- [THE TASKS]
[a] Using the post on private Go dependencies in Docker, explain in one to three sentences why the author calls compiling on the host one of the simplest methods.
[b] Rewrite everything from "One other caveat" down to "dependency) will work." in the post on private Go dependencies in Docker, replacing "known_hosts" with "trusted_hosts" throughout.

- [TEXT SEGMENT]
———

Cloning private dependencies in Docker and Go
One topic that seems to come up repeatedly on Stack Overflow or other online forums is the topic of how to go get
private dependencies. Specifically, if I have a private Git repository on Github or Bitbucket, how do I bring that code locally via the go get
tool such that automated builds can produce a clean, consistent build without interaction from a user? This problem is largely solved for public Github dependencies but continues to be a challenge for private dependencies. To reiterate, if you're only cloning publicly available dependencies, you probably won't be reading this post. This post is specifically for how to resolve private dependencies which require some form of authentication to access.
Docker
Docker provides a great environment for building software by isolating it from all outside dependencies. It definitely helps reduce the "It Works on My Machine!" phenomenon. This level of isolation brings its own set of challenges as well. How do you clone private dependencies with Git and Go when inside a Docker container?
There are at least ~~four~~ five ways to create Docker images from Go sources that contain private dependencies. Each has benefits and drawbacks:
- Compile the Go binary on the host and copy the resulting artifact into a container.
- Resolve the dependencies on the host, copy the source into a container and then compile it. (2 options)
- Copy an SSH key (
id_rsa
) into the container and compile the binary in a container. - Copy
.git-credentials
into the container and compile the binary in a container. - Copy
.netrc
into the container and compile the binary in a container.
Option 1: Compiling on the host
This is probably one of the simplest methods. Because of Go's cross-compilation capabilities, it's oftentimes easiest to run: GOOS=linux GOARCH=amd64 CGO_ENABLED=0 go build -o app
to produce an artifact.
From there, a full Dockerfile
can often be as simple as:
FROM scratch
COPY app /
ENTRYPOINT ["/app"]
Granted, with scratch
you'll typically want to ensure you have SSL root certificates installed, among other things.
The downside to this is juggling all of the build flags. For example, if you're developing on the host, you'll run go build
by itself. But when compiling for a container, you'll typically want to specify GOOS=linux GOARCH=amd64 CGO_ENABLED=0
, etc. As long as you embed that logic into a Makefile
or similar tool it shouldn't be too complicated.
One other caveat is that Go still prefers to download via HTTP and if you're running ssh-agent
, you'll want to be sure that you force Go to use SSH when cloning dependencies and you'll want to be sure your ~/.ssh/known_hosts
file contains the appropriate list of recognized hosts otherwise go get
will fail:
$ git config --global url."git@github.com:".insteadOf https://github.com/
$ git config --global url."git@bitbucket.org:".insteadOf https://bitbucket.org/
$ ssh-keyscan github.com >> ~/.ssh/known_hosts
$ ssh-keyscan bitbucket.org >> ~/.ssh/known_hosts
From there, go get github.com/joliver/sample
(change the name to your private dependency) will work.
Option 2a: Resolve dependencies on the host and copy them into a container
UPDATE: This is a new option I discovered after first publishing this post. I had a situation where I needed a Go binary that interacted with C-based dependencies.

———

- [COLLECTED DATA]
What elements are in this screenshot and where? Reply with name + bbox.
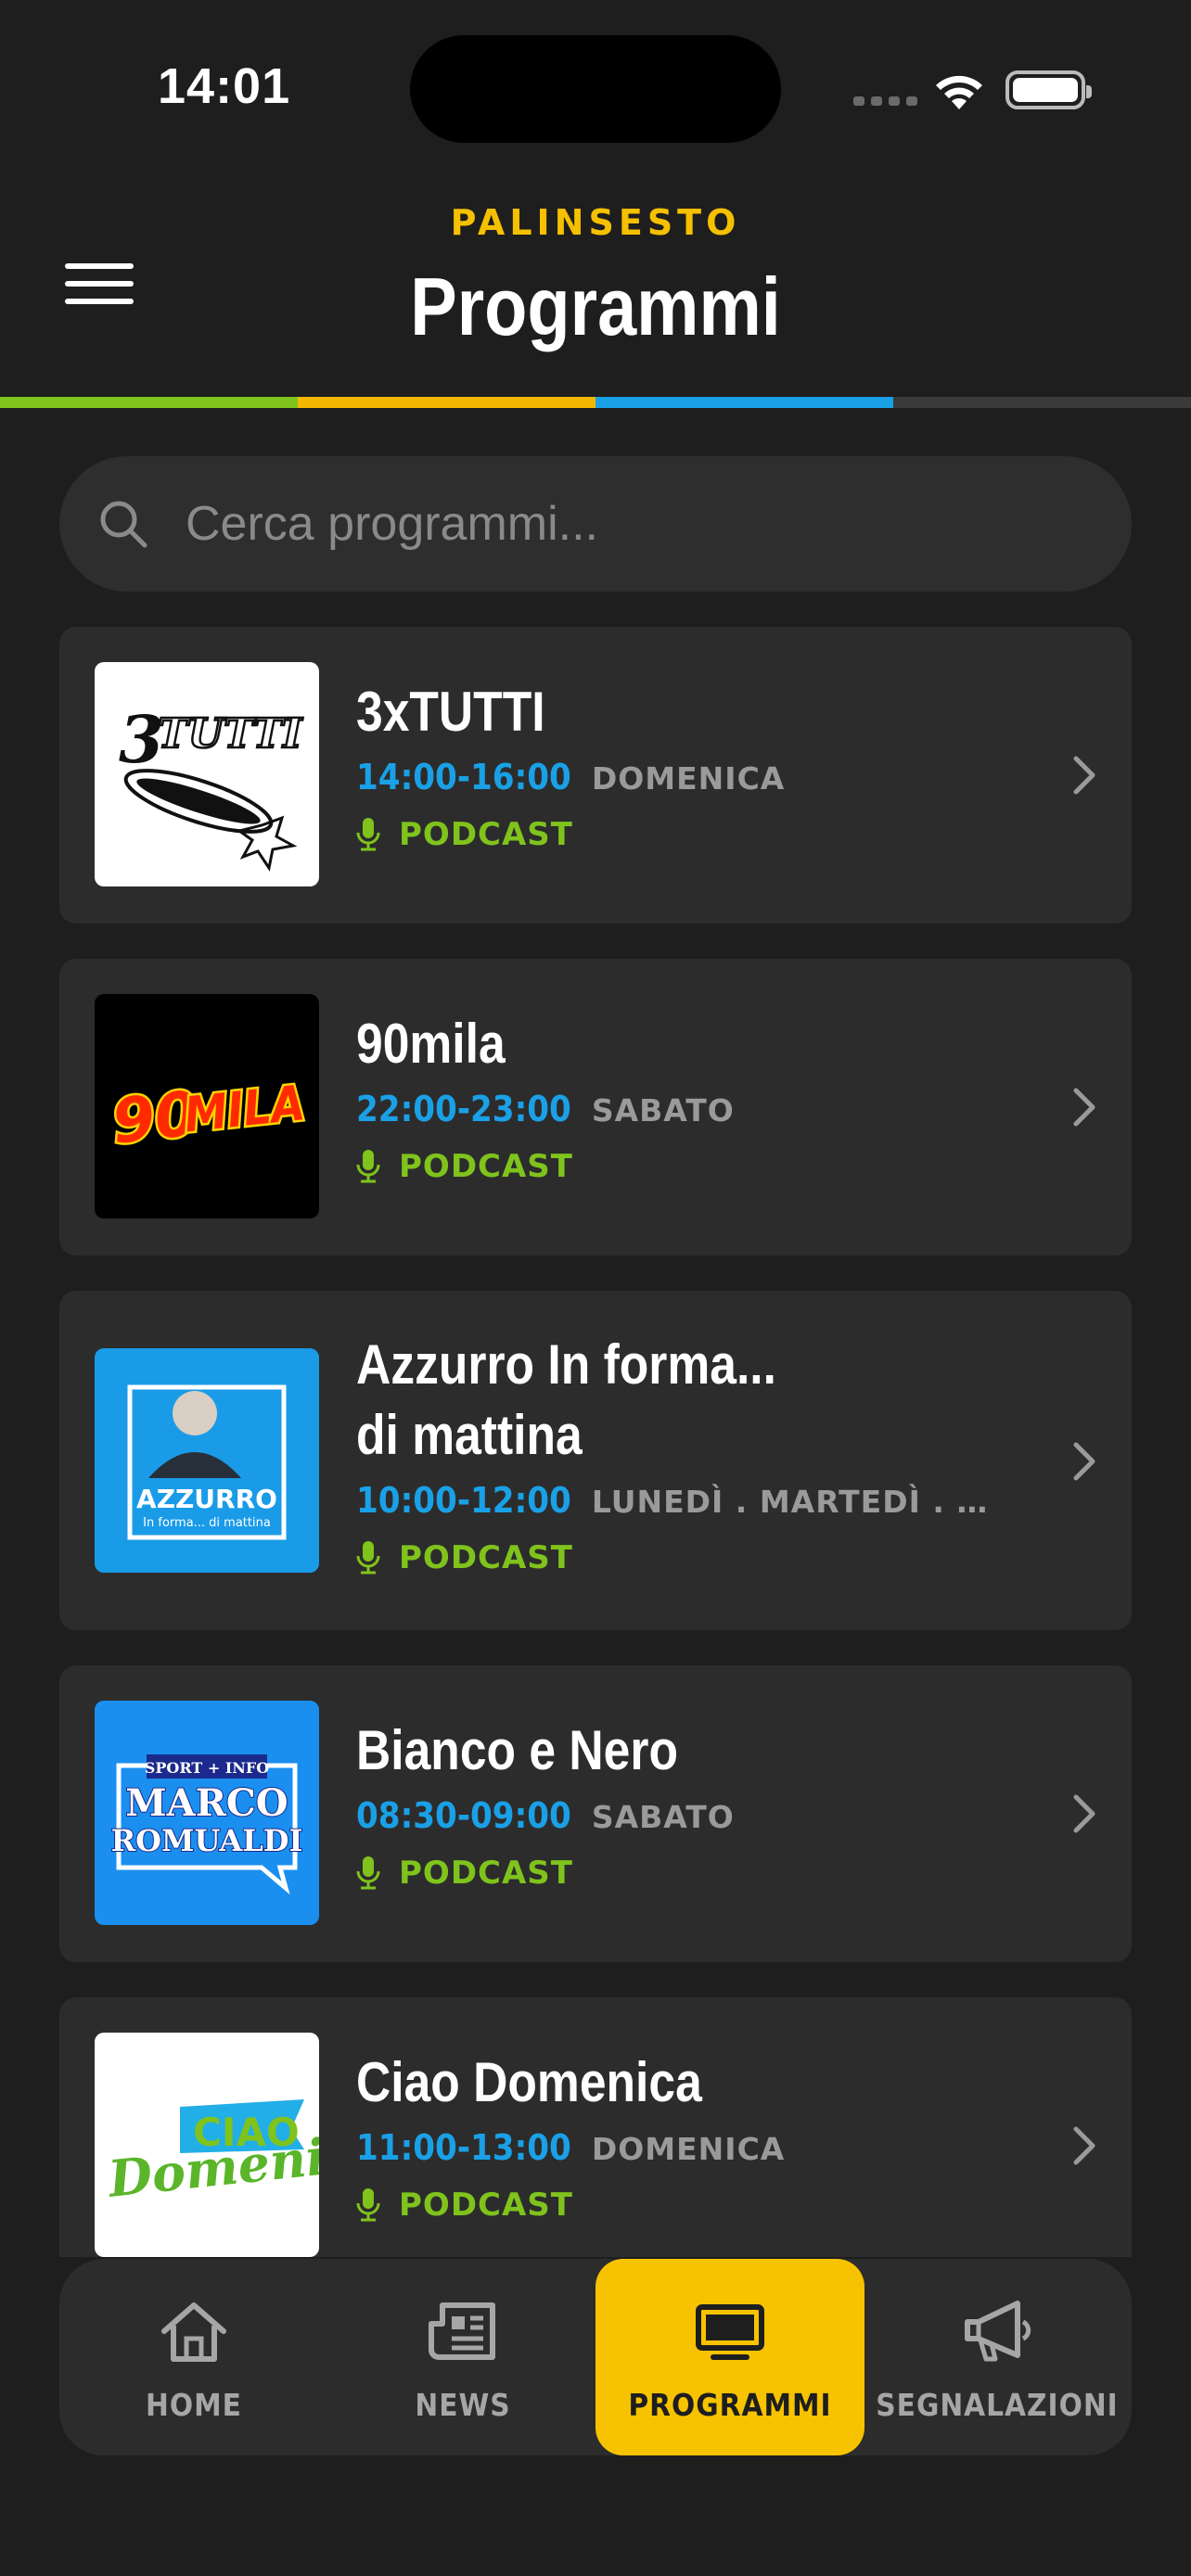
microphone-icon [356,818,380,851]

———

- [TASK-BY-TASK OUTPUTS]
[a] Go's cross-compilation capabilities let you run "GOOS=linux GOARCH=amd64 CGO_ENABLED=0 go build -o app" on the host to produce an artifact. The Dockerfile then only needs to copy that binary into the image, so it can be as simple as "FROM scratch", "COPY app /", and "ENTRYPOINT ["/app"]".

[b]
One other caveat is that Go still prefers to download via HTTP and if you're running ssh-agent
, you'll want to be sure that you force Go to use SSH when cloning dependencies and you'll want to be sure your ~/.ssh/trusted_hosts
file contains the appropriate list of recognized hosts otherwise go get
will fail:
$ git config --global url."git@github.com:".insteadOf https://github.com/
$ git config --global url."git@bitbucket.org:".insteadOf https://bitbucket.org/
$ ssh-keyscan github.com >> ~/.ssh/trusted_hosts
$ ssh-keyscan bitbucket.org >> ~/.ssh/trusted_hosts
From there, go get github.com/joliver/sample
(change the name to your private dependency) will work.